# start of Listed entries

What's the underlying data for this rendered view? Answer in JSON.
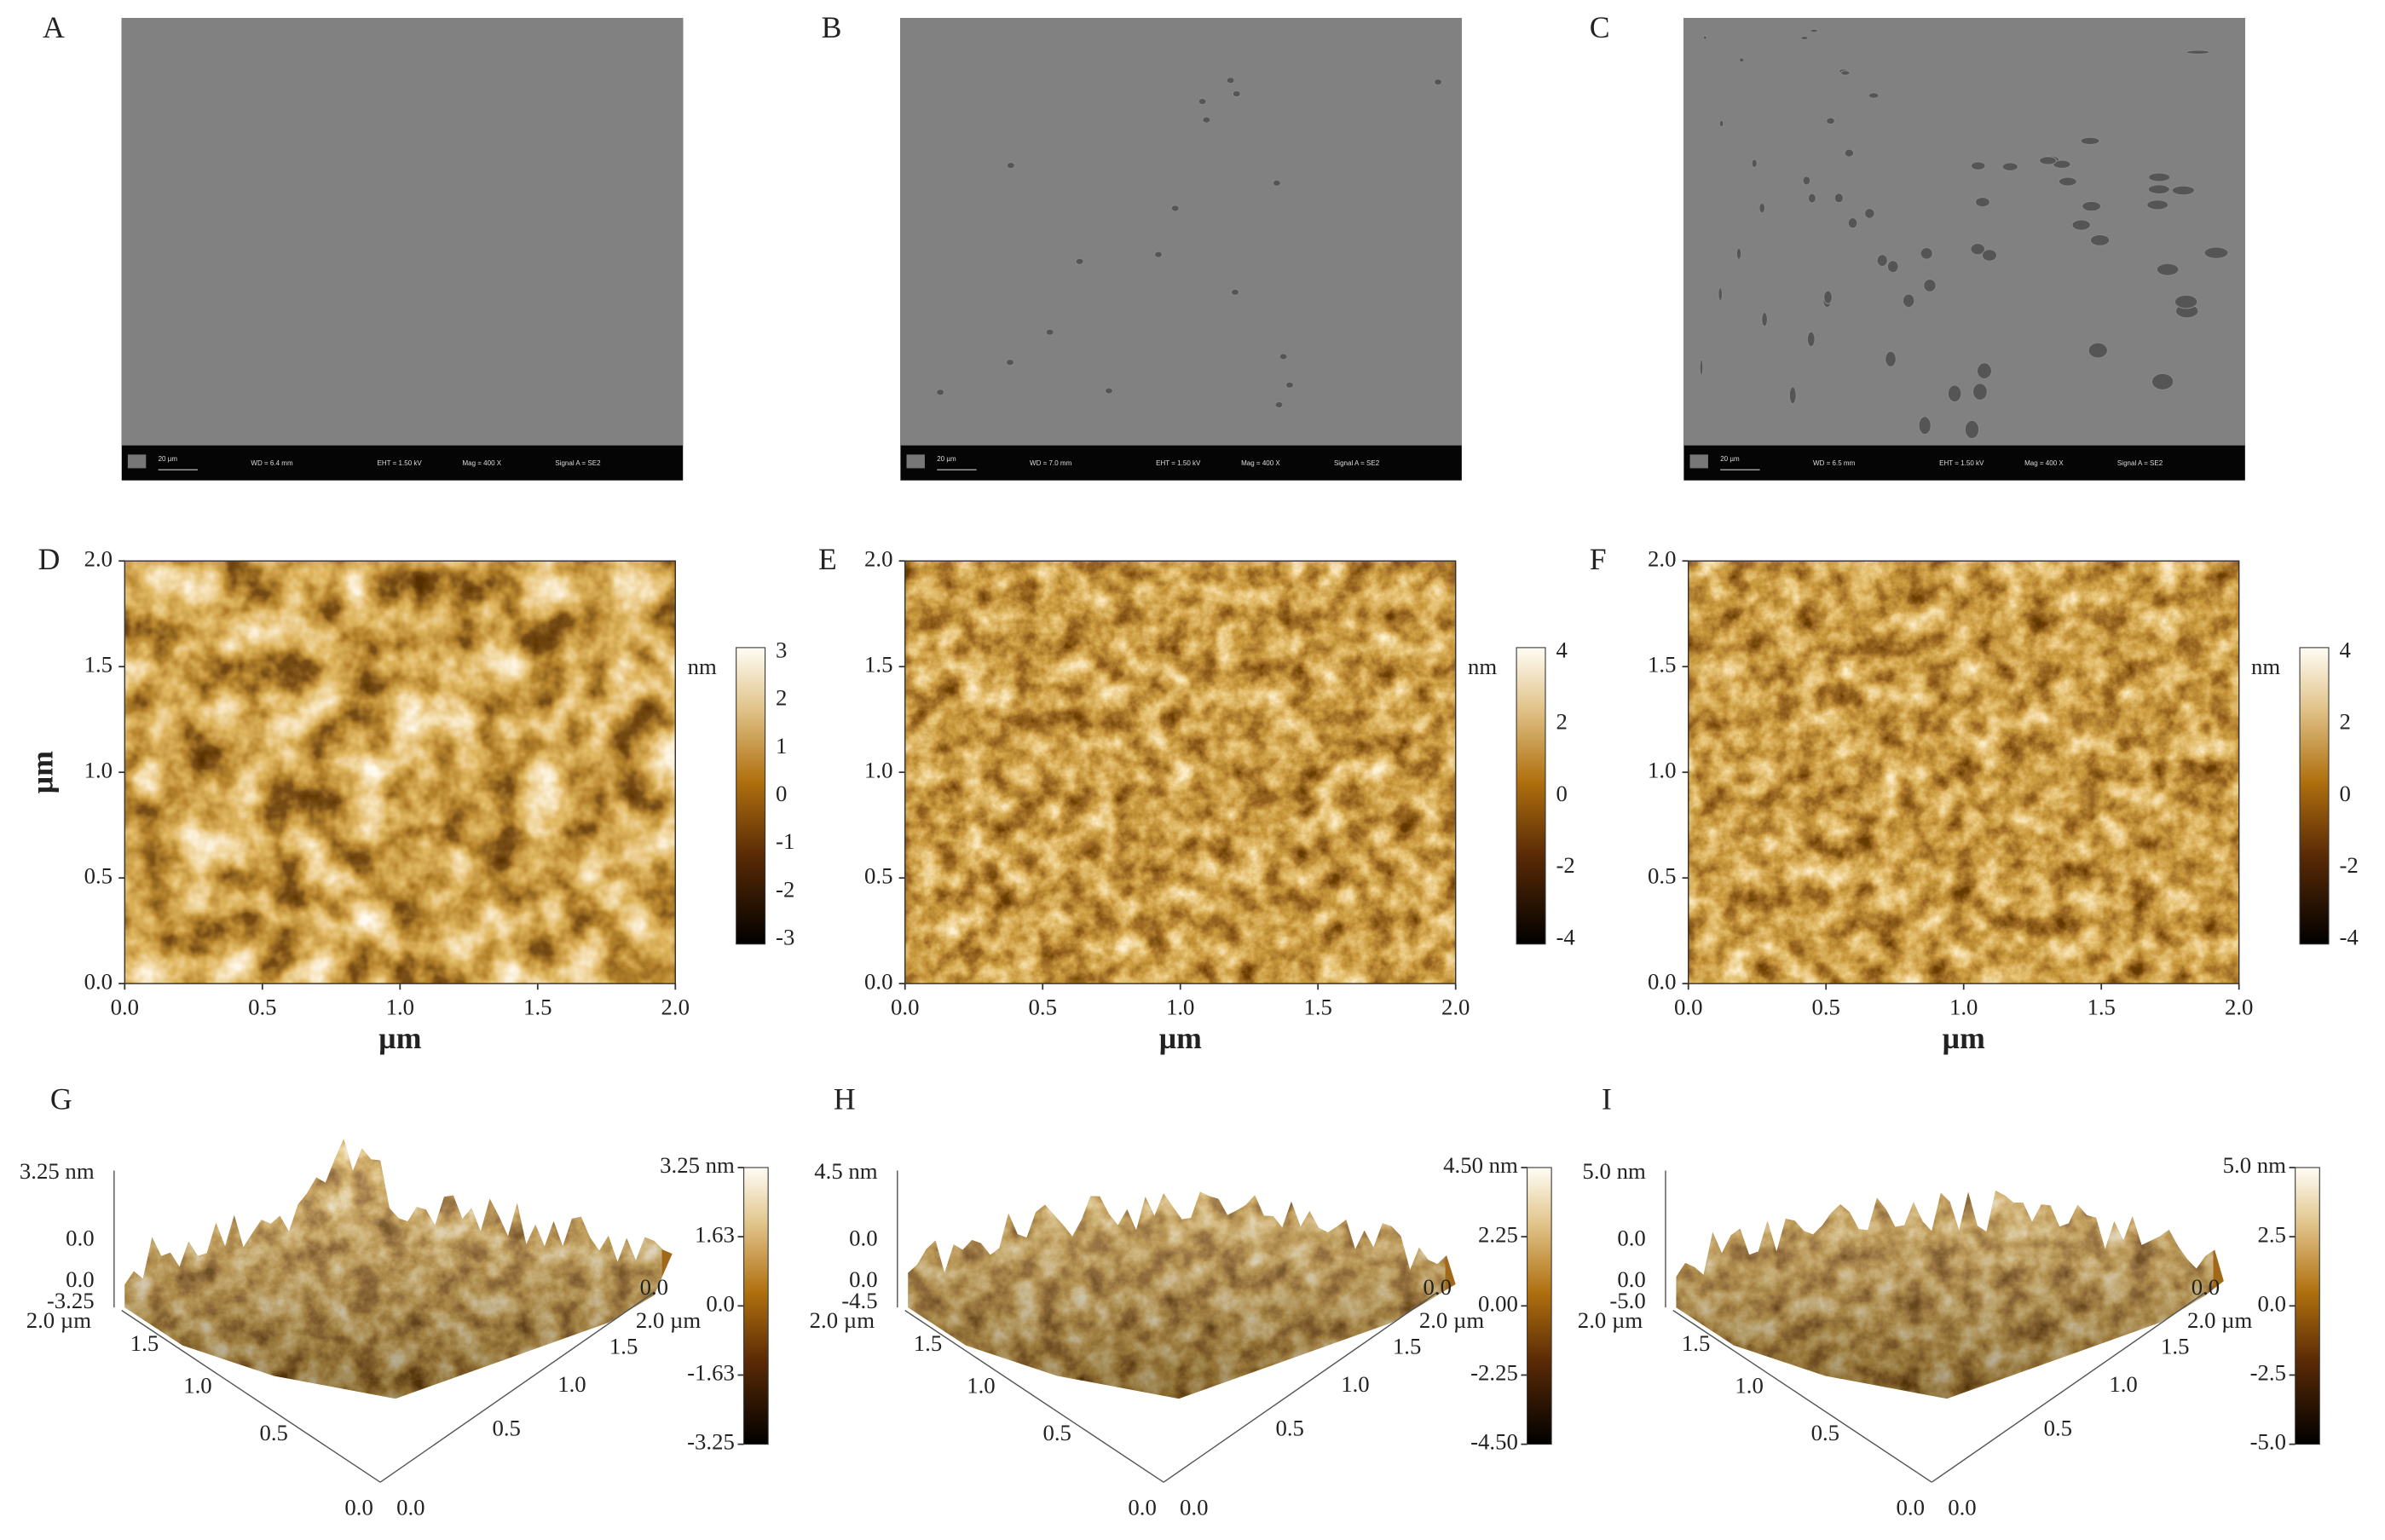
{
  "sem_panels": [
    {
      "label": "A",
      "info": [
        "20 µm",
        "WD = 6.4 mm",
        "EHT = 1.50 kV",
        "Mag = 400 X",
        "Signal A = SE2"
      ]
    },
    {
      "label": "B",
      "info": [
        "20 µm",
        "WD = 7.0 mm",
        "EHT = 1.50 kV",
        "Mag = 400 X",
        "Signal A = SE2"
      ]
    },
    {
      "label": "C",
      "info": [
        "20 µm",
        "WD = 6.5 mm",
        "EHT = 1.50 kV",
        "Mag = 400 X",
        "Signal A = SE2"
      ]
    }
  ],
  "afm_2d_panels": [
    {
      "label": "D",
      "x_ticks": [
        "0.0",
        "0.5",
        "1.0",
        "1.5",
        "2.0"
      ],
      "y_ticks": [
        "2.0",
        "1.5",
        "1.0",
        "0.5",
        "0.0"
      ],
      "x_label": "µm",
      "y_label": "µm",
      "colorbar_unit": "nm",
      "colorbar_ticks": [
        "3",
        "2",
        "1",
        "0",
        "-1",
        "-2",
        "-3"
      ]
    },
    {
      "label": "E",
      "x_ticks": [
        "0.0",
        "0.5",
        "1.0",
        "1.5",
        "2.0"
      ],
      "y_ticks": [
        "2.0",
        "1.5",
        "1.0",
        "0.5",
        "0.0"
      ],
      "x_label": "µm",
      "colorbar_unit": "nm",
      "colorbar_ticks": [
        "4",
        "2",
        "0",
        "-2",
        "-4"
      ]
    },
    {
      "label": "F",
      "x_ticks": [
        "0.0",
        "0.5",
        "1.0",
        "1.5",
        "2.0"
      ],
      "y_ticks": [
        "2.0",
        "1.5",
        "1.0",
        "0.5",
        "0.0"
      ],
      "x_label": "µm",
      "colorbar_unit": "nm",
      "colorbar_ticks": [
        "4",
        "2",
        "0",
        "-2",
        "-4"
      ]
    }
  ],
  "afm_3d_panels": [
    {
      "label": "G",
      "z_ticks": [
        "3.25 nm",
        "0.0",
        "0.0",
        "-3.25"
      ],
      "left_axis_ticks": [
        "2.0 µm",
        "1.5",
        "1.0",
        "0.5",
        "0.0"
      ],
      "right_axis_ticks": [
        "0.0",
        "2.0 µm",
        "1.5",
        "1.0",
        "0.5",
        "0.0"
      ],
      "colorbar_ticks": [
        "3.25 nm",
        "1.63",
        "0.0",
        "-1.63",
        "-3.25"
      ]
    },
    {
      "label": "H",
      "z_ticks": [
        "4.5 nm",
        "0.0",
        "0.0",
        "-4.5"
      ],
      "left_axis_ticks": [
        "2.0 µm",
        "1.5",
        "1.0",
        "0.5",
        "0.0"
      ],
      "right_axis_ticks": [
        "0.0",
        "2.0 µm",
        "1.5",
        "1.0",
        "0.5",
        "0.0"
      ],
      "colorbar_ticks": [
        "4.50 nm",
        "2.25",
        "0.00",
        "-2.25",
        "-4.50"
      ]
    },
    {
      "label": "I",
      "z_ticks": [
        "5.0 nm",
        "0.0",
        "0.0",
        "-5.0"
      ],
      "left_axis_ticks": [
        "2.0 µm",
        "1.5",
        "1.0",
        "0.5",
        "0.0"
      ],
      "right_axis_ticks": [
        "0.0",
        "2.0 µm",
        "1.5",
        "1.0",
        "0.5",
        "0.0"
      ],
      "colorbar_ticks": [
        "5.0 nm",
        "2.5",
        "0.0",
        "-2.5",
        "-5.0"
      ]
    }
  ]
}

# end of Listed entries

* _Your objective_
Transcribe every record above exactly as written, leaving out any pictures.

* _Finished task_
What's the underlying data for this rendered view? Answer in JSON.
{
  "sem_panels": [
    {
      "label": "A",
      "info": [
        "20 µm",
        "WD = 6.4 mm",
        "EHT = 1.50 kV",
        "Mag = 400 X",
        "Signal A = SE2"
      ]
    },
    {
      "label": "B",
      "info": [
        "20 µm",
        "WD = 7.0 mm",
        "EHT = 1.50 kV",
        "Mag = 400 X",
        "Signal A = SE2"
      ]
    },
    {
      "label": "C",
      "info": [
        "20 µm",
        "WD = 6.5 mm",
        "EHT = 1.50 kV",
        "Mag = 400 X",
        "Signal A = SE2"
      ]
    }
  ],
  "afm_2d_panels": [
    {
      "label": "D",
      "x_ticks": [
        "0.0",
        "0.5",
        "1.0",
        "1.5",
        "2.0"
      ],
      "y_ticks": [
        "2.0",
        "1.5",
        "1.0",
        "0.5",
        "0.0"
      ],
      "x_label": "µm",
      "y_label": "µm",
      "colorbar_unit": "nm",
      "colorbar_ticks": [
        "3",
        "2",
        "1",
        "0",
        "-1",
        "-2",
        "-3"
      ]
    },
    {
      "label": "E",
      "x_ticks": [
        "0.0",
        "0.5",
        "1.0",
        "1.5",
        "2.0"
      ],
      "y_ticks": [
        "2.0",
        "1.5",
        "1.0",
        "0.5",
        "0.0"
      ],
      "x_label": "µm",
      "colorbar_unit": "nm",
      "colorbar_ticks": [
        "4",
        "2",
        "0",
        "-2",
        "-4"
      ]
    },
    {
      "label": "F",
      "x_ticks": [
        "0.0",
        "0.5",
        "1.0",
        "1.5",
        "2.0"
      ],
      "y_ticks": [
        "2.0",
        "1.5",
        "1.0",
        "0.5",
        "0.0"
      ],
      "x_label": "µm",
      "colorbar_unit": "nm",
      "colorbar_ticks": [
        "4",
        "2",
        "0",
        "-2",
        "-4"
      ]
    }
  ],
  "afm_3d_panels": [
    {
      "label": "G",
      "z_ticks": [
        "3.25 nm",
        "0.0",
        "0.0",
        "-3.25"
      ],
      "left_axis_ticks": [
        "2.0 µm",
        "1.5",
        "1.0",
        "0.5",
        "0.0"
      ],
      "right_axis_ticks": [
        "0.0",
        "2.0 µm",
        "1.5",
        "1.0",
        "0.5",
        "0.0"
      ],
      "colorbar_ticks": [
        "3.25 nm",
        "1.63",
        "0.0",
        "-1.63",
        "-3.25"
      ]
    },
    {
      "label": "H",
      "z_ticks": [
        "4.5 nm",
        "0.0",
        "0.0",
        "-4.5"
      ],
      "left_axis_ticks": [
        "2.0 µm",
        "1.5",
        "1.0",
        "0.5",
        "0.0"
      ],
      "right_axis_ticks": [
        "0.0",
        "2.0 µm",
        "1.5",
        "1.0",
        "0.5",
        "0.0"
      ],
      "colorbar_ticks": [
        "4.50 nm",
        "2.25",
        "0.00",
        "-2.25",
        "-4.50"
      ]
    },
    {
      "label": "I",
      "z_ticks": [
        "5.0 nm",
        "0.0",
        "0.0",
        "-5.0"
      ],
      "left_axis_ticks": [
        "2.0 µm",
        "1.5",
        "1.0",
        "0.5",
        "0.0"
      ],
      "right_axis_ticks": [
        "0.0",
        "2.0 µm",
        "1.5",
        "1.0",
        "0.5",
        "0.0"
      ],
      "colorbar_ticks": [
        "5.0 nm",
        "2.5",
        "0.0",
        "-2.5",
        "-5.0"
      ]
    }
  ]
}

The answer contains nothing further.